## STATED PROBLEM
Pick out each line with the word "reinforcement" from the material that follows.

## RECORDS FOR THE EXERCISE
%%

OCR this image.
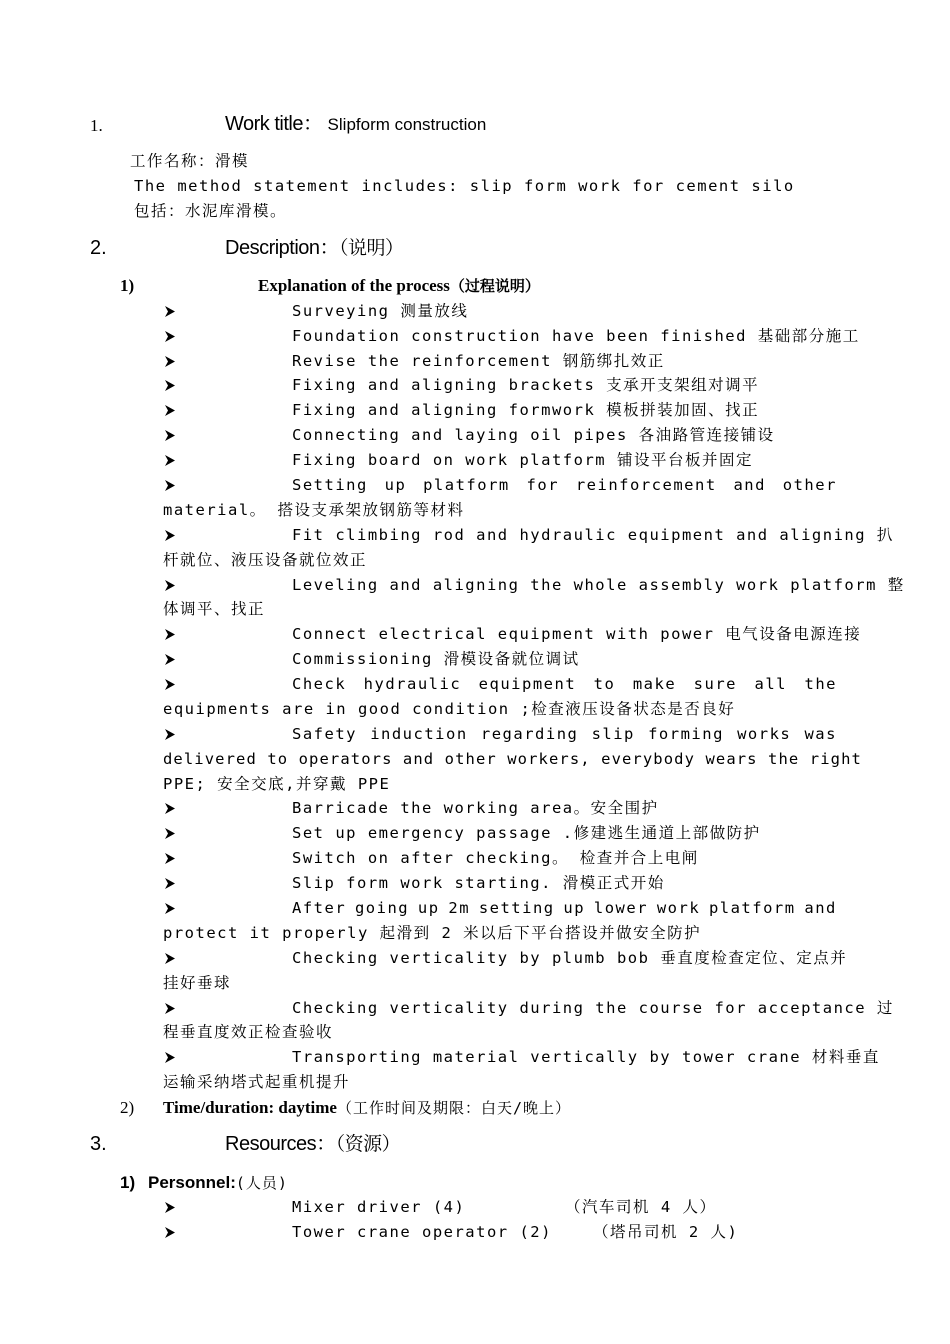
1.	Work title： Slipform construction
工作名称：滑模
The method statement includes: slip form work for cement silo
包括：水泥库滑模。
2.	Description：（说明）
1)	Explanation of the process（过程说明）
Surveying 测量放线
Foundation construction have been finished 基础部分施工
Revise the reinforcement 钢筋绑扎效正
Fixing and aligning brackets 支承开支架组对调平
Fixing and aligning formwork 模板拼装加固、找正
Connecting and laying oil pipes 各油路管连接铺设
Fixing board on work platform 铺设平台板并固定
Setting up platform for reinforcement and other
material。 搭设支承架放钢筋等材料
Fit climbing rod and hydraulic equipment and aligning 扒
杆就位、液压设备就位效正
Leveling and aligning the whole assembly work platform 整
体调平、找正
Connect electrical equipment with power 电气设备电源连接
Commissioning 滑模设备就位调试
Check hydraulic equipment to make sure all the
equipments are in good condition ;检查液压设备状态是否良好
Safety induction regarding slip forming works was
delivered to operators and other workers, everybody wears the right
PPE; 安全交底,并穿戴 PPE
Barricade the working area。安全围护
Set up emergency passage .修建逃生通道上部做防护
Switch on after checking。 检查并合上电闸
Slip form work starting. 滑模正式开始
After going up 2m setting up lower work platform and
protect it properly 起滑到 2 米以后下平台搭设并做安全防护
Checking verticality by plumb bob 垂直度检查定位、定点并
挂好垂球
Checking verticality during the course for acceptance 过
程垂直度效正检查验收
Transporting material vertically by tower crane 材料垂直
运输采纳塔式起重机提升
2) Time/duration: daytime（工作时间及期限：白天/晚上）
3.	Resources：（资源）
1) Personnel:(人员)
Mixer driver (4)	（汽车司机 4 人）
Tower crane operator (2)	（塔吊司机 2 人)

%%

## OUTPUT FOR THIS TASK
Revise the reinforcement 钢筋绑扎效正
Setting up platform for reinforcement and other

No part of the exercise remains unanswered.